Stated goal
Output only the count of lines that contain "this".

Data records
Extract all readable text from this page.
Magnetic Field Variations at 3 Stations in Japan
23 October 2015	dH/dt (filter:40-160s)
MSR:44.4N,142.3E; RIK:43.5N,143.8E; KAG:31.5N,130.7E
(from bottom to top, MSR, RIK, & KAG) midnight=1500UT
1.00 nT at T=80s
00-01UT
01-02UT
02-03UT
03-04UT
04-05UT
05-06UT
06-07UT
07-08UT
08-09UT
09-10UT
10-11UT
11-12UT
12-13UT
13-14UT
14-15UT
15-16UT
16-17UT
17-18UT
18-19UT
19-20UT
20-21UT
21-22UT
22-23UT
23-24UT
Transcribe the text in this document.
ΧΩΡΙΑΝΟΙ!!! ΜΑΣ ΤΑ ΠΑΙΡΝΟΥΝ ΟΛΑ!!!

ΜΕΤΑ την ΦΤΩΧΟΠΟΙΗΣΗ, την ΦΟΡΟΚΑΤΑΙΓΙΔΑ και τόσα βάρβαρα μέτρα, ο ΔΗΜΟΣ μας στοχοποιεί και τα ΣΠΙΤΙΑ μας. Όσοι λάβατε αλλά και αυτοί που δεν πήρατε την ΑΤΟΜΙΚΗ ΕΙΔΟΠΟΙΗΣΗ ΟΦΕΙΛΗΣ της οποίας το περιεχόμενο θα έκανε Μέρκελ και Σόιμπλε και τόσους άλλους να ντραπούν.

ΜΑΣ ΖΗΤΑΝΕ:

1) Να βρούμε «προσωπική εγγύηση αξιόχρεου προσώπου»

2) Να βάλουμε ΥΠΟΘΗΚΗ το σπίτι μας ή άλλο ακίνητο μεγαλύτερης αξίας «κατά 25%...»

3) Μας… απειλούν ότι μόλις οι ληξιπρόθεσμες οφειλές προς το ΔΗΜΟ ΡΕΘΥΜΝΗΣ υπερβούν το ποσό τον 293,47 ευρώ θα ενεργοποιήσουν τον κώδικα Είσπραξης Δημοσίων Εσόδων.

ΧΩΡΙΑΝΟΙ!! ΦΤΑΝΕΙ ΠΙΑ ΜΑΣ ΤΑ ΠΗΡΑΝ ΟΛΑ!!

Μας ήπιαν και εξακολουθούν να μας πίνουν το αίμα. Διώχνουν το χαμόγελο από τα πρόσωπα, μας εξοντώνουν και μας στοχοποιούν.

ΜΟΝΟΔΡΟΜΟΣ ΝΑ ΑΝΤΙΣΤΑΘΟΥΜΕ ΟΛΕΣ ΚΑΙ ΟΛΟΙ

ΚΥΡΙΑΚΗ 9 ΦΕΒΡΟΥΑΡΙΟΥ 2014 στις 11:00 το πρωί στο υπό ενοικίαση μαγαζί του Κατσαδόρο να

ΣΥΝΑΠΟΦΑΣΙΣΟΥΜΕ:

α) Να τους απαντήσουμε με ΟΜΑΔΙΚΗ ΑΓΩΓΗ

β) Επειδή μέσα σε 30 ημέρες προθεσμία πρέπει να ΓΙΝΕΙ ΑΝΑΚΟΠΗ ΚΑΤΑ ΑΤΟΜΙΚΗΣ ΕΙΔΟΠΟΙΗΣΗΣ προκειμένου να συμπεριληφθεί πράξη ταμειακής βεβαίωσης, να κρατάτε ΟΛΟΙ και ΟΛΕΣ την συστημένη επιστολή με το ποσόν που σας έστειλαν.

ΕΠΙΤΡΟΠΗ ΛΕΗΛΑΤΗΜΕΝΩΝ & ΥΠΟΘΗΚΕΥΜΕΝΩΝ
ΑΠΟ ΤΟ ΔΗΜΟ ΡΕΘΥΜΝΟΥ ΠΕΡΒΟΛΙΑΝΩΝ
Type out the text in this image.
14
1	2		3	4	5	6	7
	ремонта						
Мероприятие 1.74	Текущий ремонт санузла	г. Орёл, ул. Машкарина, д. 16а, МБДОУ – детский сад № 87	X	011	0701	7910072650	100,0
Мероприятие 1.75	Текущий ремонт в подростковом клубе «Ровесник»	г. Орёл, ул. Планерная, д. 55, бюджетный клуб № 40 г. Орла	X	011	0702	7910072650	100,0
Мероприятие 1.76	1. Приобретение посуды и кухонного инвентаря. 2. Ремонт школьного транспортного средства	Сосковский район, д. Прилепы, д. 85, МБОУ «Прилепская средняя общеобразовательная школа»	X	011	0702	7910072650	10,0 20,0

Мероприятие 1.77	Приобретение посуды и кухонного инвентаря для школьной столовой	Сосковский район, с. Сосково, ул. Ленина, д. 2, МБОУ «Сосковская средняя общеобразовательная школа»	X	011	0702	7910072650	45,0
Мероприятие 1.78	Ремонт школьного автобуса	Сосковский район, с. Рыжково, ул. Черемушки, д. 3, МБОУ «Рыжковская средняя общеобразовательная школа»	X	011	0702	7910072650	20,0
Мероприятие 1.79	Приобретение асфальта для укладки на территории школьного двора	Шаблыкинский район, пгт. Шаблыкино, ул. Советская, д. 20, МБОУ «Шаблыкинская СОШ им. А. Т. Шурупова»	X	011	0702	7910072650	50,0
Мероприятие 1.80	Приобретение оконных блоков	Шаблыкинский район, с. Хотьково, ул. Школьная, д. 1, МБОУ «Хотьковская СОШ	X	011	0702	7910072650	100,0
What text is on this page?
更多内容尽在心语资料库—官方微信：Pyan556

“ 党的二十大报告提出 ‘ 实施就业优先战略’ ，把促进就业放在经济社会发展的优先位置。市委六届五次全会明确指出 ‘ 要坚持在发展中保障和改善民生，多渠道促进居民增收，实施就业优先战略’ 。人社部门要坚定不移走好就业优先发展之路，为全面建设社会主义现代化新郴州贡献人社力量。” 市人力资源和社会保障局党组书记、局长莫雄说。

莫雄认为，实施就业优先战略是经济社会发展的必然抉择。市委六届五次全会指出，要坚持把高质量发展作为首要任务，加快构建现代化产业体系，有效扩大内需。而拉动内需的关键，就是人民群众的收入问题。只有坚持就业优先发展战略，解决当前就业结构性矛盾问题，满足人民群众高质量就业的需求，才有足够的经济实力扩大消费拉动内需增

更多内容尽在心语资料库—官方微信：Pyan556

Exercise answer
4